## WHAT THE EXERCISE ASKS
Show every line containing "либо" by copying it.

[Data records]

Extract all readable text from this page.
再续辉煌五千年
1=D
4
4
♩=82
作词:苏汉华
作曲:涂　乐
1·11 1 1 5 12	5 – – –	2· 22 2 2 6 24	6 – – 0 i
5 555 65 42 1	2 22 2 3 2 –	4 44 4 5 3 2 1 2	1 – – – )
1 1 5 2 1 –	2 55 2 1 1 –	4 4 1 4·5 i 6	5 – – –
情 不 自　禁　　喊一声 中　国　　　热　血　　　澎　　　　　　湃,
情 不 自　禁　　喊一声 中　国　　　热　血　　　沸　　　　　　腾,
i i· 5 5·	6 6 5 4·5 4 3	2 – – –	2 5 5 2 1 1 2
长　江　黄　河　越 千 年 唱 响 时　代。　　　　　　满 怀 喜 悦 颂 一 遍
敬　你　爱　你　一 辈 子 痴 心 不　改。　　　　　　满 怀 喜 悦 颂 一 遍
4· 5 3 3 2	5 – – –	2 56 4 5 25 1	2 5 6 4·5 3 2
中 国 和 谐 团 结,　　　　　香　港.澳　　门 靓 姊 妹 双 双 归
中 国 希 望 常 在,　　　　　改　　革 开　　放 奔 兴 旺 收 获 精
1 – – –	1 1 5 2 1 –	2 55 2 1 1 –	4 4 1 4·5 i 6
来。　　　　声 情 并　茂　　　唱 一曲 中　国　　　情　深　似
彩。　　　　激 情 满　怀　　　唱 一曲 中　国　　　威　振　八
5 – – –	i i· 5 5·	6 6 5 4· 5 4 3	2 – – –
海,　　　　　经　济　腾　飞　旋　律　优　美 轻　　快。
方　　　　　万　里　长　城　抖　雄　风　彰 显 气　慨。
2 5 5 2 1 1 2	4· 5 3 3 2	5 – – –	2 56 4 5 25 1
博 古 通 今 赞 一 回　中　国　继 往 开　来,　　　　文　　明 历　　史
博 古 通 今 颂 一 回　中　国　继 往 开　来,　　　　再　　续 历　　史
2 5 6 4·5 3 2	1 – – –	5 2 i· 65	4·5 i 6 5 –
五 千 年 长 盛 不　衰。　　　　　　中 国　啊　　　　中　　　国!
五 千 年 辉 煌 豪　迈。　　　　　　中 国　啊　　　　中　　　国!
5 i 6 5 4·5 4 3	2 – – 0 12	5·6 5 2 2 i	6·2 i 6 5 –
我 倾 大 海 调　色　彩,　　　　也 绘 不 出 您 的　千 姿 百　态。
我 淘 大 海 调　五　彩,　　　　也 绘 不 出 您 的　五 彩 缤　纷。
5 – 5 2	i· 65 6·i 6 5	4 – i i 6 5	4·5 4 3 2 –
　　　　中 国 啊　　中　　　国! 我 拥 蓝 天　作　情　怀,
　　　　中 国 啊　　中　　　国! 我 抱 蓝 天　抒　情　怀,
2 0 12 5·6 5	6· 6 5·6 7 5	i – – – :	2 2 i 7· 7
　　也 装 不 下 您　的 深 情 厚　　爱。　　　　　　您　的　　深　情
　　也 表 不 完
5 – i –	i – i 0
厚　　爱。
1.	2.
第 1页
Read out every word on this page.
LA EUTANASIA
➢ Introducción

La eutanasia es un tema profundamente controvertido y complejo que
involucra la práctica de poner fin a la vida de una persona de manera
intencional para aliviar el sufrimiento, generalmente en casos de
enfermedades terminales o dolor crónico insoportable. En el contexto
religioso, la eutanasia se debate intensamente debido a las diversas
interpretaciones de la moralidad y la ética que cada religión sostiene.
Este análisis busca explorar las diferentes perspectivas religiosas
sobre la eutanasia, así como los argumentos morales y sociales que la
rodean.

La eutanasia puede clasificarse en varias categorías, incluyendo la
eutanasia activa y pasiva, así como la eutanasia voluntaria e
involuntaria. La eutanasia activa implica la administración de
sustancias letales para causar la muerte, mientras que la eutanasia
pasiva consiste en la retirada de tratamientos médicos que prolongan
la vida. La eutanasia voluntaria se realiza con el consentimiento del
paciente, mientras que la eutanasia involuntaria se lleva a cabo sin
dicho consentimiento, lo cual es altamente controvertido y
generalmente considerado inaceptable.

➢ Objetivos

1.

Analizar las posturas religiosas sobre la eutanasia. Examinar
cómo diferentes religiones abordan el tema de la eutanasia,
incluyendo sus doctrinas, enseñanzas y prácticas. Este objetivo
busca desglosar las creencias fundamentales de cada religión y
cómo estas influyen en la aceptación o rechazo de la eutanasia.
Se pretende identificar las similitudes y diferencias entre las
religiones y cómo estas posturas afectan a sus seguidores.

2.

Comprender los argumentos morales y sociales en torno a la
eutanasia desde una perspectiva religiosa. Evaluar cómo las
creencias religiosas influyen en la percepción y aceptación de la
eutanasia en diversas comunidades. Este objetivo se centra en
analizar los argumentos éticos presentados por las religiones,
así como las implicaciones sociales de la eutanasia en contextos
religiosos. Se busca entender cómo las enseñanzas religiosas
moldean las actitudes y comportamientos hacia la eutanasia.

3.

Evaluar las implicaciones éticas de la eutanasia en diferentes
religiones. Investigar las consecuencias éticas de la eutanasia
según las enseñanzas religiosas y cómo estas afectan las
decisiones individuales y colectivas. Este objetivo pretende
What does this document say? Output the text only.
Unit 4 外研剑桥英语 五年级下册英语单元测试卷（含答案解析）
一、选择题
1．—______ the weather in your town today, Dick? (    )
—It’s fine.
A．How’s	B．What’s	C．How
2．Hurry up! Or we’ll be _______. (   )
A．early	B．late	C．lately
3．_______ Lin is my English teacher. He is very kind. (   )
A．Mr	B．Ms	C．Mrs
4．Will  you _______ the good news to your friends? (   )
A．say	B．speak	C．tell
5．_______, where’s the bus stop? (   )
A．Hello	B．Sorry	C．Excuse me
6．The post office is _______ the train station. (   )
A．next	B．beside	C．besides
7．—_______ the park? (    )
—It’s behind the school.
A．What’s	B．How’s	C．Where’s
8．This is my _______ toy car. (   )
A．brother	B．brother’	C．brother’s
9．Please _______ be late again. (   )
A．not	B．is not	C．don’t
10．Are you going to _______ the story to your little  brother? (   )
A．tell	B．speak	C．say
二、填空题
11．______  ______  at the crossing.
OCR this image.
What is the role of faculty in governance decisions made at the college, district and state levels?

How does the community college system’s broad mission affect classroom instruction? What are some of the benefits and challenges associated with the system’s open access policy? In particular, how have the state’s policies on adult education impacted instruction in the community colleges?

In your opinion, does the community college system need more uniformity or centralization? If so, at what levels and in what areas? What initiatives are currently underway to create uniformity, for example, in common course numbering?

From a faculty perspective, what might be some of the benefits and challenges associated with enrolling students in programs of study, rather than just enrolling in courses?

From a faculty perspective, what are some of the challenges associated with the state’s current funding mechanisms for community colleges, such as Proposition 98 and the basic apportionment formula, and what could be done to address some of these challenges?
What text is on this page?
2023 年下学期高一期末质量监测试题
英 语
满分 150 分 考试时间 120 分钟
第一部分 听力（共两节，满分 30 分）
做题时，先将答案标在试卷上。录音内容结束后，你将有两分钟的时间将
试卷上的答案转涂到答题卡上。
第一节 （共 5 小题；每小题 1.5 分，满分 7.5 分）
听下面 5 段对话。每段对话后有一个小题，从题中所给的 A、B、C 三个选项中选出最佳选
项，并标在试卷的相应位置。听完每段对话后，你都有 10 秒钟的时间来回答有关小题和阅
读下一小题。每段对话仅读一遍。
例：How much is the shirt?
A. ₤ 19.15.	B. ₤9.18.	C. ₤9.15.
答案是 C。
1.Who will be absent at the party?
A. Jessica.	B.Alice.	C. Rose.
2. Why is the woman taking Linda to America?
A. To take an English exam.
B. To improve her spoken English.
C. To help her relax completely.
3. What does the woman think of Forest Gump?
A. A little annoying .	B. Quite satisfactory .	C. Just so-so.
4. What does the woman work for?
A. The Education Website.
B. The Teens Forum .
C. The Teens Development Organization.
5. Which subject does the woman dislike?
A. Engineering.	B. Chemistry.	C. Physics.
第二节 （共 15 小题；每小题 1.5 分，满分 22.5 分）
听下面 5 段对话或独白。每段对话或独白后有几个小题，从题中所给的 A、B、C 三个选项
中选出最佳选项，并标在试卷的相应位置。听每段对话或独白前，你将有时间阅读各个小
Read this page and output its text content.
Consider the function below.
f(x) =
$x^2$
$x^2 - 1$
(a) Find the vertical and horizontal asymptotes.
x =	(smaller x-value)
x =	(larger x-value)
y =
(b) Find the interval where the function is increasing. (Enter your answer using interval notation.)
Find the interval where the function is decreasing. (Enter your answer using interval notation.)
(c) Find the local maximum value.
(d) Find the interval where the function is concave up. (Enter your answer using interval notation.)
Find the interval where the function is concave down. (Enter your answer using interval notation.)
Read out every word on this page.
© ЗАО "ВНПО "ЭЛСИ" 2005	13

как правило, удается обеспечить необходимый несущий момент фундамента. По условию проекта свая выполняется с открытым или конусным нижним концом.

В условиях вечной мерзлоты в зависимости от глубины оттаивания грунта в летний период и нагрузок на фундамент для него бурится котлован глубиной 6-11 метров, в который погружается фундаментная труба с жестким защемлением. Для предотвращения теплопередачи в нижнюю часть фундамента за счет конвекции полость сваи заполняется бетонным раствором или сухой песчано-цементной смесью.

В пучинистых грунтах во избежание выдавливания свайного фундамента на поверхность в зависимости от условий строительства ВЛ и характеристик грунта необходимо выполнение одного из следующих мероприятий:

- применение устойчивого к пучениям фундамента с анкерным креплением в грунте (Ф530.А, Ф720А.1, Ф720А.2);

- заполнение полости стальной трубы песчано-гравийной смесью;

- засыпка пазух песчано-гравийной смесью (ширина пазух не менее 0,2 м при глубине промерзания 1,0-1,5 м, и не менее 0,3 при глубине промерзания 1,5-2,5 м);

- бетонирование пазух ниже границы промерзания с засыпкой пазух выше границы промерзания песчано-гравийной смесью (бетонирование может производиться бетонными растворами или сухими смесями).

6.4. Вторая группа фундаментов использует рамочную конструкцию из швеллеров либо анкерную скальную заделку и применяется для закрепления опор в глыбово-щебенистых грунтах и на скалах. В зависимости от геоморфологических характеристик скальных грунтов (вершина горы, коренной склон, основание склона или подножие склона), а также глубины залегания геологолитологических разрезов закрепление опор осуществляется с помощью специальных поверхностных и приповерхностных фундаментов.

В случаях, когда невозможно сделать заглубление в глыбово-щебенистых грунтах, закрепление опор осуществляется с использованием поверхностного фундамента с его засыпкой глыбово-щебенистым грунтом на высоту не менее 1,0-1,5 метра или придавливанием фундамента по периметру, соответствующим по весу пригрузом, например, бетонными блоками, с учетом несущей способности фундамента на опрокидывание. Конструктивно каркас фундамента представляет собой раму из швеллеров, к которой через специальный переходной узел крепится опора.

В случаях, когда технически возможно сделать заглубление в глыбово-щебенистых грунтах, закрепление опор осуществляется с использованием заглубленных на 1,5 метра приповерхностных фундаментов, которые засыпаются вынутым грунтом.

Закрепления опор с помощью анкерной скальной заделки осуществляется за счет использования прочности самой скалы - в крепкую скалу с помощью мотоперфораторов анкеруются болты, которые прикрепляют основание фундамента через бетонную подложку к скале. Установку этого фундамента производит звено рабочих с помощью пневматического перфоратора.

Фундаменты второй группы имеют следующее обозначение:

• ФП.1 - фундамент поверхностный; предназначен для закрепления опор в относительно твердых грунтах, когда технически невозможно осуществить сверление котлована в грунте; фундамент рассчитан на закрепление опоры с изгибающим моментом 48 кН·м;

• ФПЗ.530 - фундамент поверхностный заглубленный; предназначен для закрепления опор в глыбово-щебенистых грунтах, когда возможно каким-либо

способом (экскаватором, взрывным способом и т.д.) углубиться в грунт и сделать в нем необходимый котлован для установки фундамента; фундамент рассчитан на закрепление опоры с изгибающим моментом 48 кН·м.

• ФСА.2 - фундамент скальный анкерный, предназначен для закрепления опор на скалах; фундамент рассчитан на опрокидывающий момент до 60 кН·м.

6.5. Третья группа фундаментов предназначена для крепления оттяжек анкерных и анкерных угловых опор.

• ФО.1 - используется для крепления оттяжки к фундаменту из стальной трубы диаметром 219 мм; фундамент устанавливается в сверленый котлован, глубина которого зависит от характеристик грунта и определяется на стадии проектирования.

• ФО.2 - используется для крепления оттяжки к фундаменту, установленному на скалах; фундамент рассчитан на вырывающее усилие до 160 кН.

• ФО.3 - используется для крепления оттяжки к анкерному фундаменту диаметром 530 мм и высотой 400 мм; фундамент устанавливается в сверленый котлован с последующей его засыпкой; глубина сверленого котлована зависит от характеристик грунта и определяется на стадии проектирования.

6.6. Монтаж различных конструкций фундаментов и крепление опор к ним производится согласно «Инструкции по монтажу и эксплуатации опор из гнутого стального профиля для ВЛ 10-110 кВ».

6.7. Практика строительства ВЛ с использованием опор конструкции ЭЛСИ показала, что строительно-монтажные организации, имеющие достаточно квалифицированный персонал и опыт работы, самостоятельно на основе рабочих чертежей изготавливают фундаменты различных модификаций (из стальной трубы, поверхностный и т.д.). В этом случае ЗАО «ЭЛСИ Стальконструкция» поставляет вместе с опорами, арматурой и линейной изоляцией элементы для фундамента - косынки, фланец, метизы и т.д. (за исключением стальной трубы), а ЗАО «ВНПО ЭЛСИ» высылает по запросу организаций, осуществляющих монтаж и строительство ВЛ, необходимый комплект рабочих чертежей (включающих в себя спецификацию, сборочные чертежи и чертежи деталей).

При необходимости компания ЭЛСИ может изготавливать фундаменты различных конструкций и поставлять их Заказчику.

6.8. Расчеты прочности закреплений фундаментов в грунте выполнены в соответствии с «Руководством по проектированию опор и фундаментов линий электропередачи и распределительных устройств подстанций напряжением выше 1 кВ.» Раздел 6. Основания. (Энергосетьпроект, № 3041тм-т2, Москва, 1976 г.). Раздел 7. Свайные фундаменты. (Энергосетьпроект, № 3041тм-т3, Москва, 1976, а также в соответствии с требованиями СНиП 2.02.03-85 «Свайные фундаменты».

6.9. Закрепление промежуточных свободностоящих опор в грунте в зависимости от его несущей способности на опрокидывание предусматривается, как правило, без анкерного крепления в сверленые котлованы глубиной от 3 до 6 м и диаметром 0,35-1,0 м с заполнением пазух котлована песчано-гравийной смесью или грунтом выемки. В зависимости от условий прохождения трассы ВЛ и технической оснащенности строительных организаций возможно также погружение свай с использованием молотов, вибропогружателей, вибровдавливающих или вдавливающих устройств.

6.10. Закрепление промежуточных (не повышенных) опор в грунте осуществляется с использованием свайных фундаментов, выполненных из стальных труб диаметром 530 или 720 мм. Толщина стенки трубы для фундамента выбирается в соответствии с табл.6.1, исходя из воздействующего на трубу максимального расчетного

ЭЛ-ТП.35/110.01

## RESULT FOR THIS TASK
6.4. Вторая группа фундаментов использует рамочную конструкцию из швеллеров либо анкерную скальную заделку и применяется для закрепления опор в глыбово-щебенистых грунтах и на скалах. В зависимости от геоморфологических характеристик скальных грунтов (вершина горы, коренной склон, основание склона или подножие склона), а также глубины залегания геологолитологических разрезов закрепление опор осуществляется с помощью специальных поверхностных и приповерхностных фундаментов.
• ФПЗ.530 - фундамент поверхностный заглубленный; предназначен для закрепления опор в глыбово-щебенистых грунтах, когда возможно каким-либо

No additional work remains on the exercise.